PROBLEM DETAILS => Extract the entries in their exact form.

SOURCE DATA =>

↓

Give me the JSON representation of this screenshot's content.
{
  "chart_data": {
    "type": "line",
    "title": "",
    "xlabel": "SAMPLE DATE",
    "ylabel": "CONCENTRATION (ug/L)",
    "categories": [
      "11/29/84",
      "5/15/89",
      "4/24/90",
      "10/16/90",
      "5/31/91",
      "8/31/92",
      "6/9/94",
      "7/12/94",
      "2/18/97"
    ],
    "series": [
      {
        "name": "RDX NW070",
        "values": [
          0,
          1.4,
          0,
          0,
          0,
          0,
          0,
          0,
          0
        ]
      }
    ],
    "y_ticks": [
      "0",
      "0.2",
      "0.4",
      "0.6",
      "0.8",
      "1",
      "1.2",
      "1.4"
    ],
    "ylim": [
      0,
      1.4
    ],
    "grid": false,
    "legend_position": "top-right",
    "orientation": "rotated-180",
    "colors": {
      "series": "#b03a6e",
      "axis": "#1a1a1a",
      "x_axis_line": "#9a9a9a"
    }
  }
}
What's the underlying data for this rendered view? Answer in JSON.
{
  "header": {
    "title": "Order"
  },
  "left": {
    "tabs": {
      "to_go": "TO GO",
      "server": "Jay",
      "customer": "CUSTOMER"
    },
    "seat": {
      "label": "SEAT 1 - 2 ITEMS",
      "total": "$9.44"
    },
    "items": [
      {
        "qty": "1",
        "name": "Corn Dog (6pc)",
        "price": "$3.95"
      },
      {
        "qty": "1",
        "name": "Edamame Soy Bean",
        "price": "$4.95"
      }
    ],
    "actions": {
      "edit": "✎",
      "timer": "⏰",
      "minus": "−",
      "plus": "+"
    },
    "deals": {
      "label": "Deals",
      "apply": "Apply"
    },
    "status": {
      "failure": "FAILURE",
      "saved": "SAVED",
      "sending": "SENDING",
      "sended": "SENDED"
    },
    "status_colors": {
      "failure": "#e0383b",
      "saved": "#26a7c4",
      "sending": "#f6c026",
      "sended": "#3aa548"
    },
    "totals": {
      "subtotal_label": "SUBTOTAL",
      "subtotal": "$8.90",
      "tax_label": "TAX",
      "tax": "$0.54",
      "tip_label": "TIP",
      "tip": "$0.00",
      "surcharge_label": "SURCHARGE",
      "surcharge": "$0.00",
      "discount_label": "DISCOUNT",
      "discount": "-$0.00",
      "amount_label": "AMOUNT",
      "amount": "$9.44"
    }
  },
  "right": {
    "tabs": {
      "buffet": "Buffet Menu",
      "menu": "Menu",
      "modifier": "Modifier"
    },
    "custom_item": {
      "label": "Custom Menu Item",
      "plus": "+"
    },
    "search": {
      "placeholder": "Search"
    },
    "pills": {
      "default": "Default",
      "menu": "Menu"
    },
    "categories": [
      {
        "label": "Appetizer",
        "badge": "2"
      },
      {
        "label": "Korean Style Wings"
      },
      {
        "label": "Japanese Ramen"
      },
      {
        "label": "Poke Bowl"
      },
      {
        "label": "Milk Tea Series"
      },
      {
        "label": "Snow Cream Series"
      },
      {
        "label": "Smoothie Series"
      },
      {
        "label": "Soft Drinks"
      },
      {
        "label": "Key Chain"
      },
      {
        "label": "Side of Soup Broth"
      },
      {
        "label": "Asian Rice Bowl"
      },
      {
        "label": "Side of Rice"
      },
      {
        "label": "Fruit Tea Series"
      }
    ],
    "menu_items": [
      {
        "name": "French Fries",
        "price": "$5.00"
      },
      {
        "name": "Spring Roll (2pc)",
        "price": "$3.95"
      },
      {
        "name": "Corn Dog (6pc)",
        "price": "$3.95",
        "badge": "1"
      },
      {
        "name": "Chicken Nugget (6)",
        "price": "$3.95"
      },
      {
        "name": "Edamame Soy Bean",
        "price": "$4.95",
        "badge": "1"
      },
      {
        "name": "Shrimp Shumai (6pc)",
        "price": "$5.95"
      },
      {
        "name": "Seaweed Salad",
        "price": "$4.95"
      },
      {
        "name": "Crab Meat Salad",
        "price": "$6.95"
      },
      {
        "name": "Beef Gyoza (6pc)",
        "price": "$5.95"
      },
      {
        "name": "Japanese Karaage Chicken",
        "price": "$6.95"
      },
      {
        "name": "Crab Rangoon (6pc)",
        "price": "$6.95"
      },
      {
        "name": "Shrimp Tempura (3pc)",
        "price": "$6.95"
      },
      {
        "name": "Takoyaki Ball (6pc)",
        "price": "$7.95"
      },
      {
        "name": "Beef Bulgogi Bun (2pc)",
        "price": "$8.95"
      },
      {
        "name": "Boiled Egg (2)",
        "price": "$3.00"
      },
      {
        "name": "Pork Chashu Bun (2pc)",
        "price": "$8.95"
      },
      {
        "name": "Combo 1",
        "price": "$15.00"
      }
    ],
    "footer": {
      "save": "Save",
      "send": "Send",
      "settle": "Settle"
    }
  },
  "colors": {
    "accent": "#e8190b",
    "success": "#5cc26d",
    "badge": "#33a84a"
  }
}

↑

RESULT FOR THIS TASK =>
Give me the JSON representation of this screenshot's content.
{
  "chart_data": {
    "type": "line",
    "title": "",
    "xlabel": "SAMPLE DATE",
    "ylabel": "CONCENTRATION (ug/L)",
    "categories": [
      "11/29/84",
      "5/15/89",
      "4/24/90",
      "10/16/90",
      "5/31/91",
      "8/31/92",
      "6/9/94",
      "7/12/94",
      "2/18/97"
    ],
    "series": [
      {
        "name": "RDX NW070",
        "values": [
          0,
          1.4,
          0,
          0,
          0,
          0,
          0,
          0,
          0
        ]
      }
    ],
    "y_ticks": [
      "0",
      "0.2",
      "0.4",
      "0.6",
      "0.8",
      "1",
      "1.2",
      "1.4"
    ],
    "ylim": [
      0,
      1.4
    ],
    "grid": false,
    "legend_position": "top-right",
    "orientation": "rotated-180",
    "colors": {
      "series": "#b03a6e",
      "axis": "#1a1a1a",
      "x_axis_line": "#9a9a9a"
    }
  }
}
What's the underlying data for this rendered view? Answer in JSON.
{
  "header": {
    "title": "Order"
  },
  "left": {
    "tabs": {
      "to_go": "TO GO",
      "server": "Jay",
      "customer": "CUSTOMER"
    },
    "seat": {
      "label": "SEAT 1 - 2 ITEMS",
      "total": "$9.44"
    },
    "items": [
      {
        "qty": "1",
        "name": "Corn Dog (6pc)",
        "price": "$3.95"
      },
      {
        "qty": "1",
        "name": "Edamame Soy Bean",
        "price": "$4.95"
      }
    ],
    "actions": {
      "edit": "✎",
      "timer": "⏰",
      "minus": "−",
      "plus": "+"
    },
    "deals": {
      "label": "Deals",
      "apply": "Apply"
    },
    "status": {
      "failure": "FAILURE",
      "saved": "SAVED",
      "sending": "SENDING",
      "sended": "SENDED"
    },
    "status_colors": {
      "failure": "#e0383b",
      "saved": "#26a7c4",
      "sending": "#f6c026",
      "sended": "#3aa548"
    },
    "totals": {
      "subtotal_label": "SUBTOTAL",
      "subtotal": "$8.90",
      "tax_label": "TAX",
      "tax": "$0.54",
      "tip_label": "TIP",
      "tip": "$0.00",
      "surcharge_label": "SURCHARGE",
      "surcharge": "$0.00",
      "discount_label": "DISCOUNT",
      "discount": "-$0.00",
      "amount_label": "AMOUNT",
      "amount": "$9.44"
    }
  },
  "right": {
    "tabs": {
      "buffet": "Buffet Menu",
      "menu": "Menu",
      "modifier": "Modifier"
    },
    "custom_item": {
      "label": "Custom Menu Item",
      "plus": "+"
    },
    "search": {
      "placeholder": "Search"
    },
    "pills": {
      "default": "Default",
      "menu": "Menu"
    },
    "categories": [
      {
        "label": "Appetizer",
        "badge": "2"
      },
      {
        "label": "Korean Style Wings"
      },
      {
        "label": "Japanese Ramen"
      },
      {
        "label": "Poke Bowl"
      },
      {
        "label": "Milk Tea Series"
      },
      {
        "label": "Snow Cream Series"
      },
      {
        "label": "Smoothie Series"
      },
      {
        "label": "Soft Drinks"
      },
      {
        "label": "Key Chain"
      },
      {
        "label": "Side of Soup Broth"
      },
      {
        "label": "Asian Rice Bowl"
      },
      {
        "label": "Side of Rice"
      },
      {
        "label": "Fruit Tea Series"
      }
    ],
    "menu_items": [
      {
        "name": "French Fries",
        "price": "$5.00"
      },
      {
        "name": "Spring Roll (2pc)",
        "price": "$3.95"
      },
      {
        "name": "Corn Dog (6pc)",
        "price": "$3.95",
        "badge": "1"
      },
      {
        "name": "Chicken Nugget (6)",
        "price": "$3.95"
      },
      {
        "name": "Edamame Soy Bean",
        "price": "$4.95",
        "badge": "1"
      },
      {
        "name": "Shrimp Shumai (6pc)",
        "price": "$5.95"
      },
      {
        "name": "Seaweed Salad",
        "price": "$4.95"
      },
      {
        "name": "Crab Meat Salad",
        "price": "$6.95"
      },
      {
        "name": "Beef Gyoza (6pc)",
        "price": "$5.95"
      },
      {
        "name": "Japanese Karaage Chicken",
        "price": "$6.95"
      },
      {
        "name": "Crab Rangoon (6pc)",
        "price": "$6.95"
      },
      {
        "name": "Shrimp Tempura (3pc)",
        "price": "$6.95"
      },
      {
        "name": "Takoyaki Ball (6pc)",
        "price": "$7.95"
      },
      {
        "name": "Beef Bulgogi Bun (2pc)",
        "price": "$8.95"
      },
      {
        "name": "Boiled Egg (2)",
        "price": "$3.00"
      },
      {
        "name": "Pork Chashu Bun (2pc)",
        "price": "$8.95"
      },
      {
        "name": "Combo 1",
        "price": "$15.00"
      }
    ],
    "footer": {
      "save": "Save",
      "send": "Send",
      "settle": "Settle"
    }
  },
  "colors": {
    "accent": "#e8190b",
    "success": "#5cc26d",
    "badge": "#33a84a"
  }
}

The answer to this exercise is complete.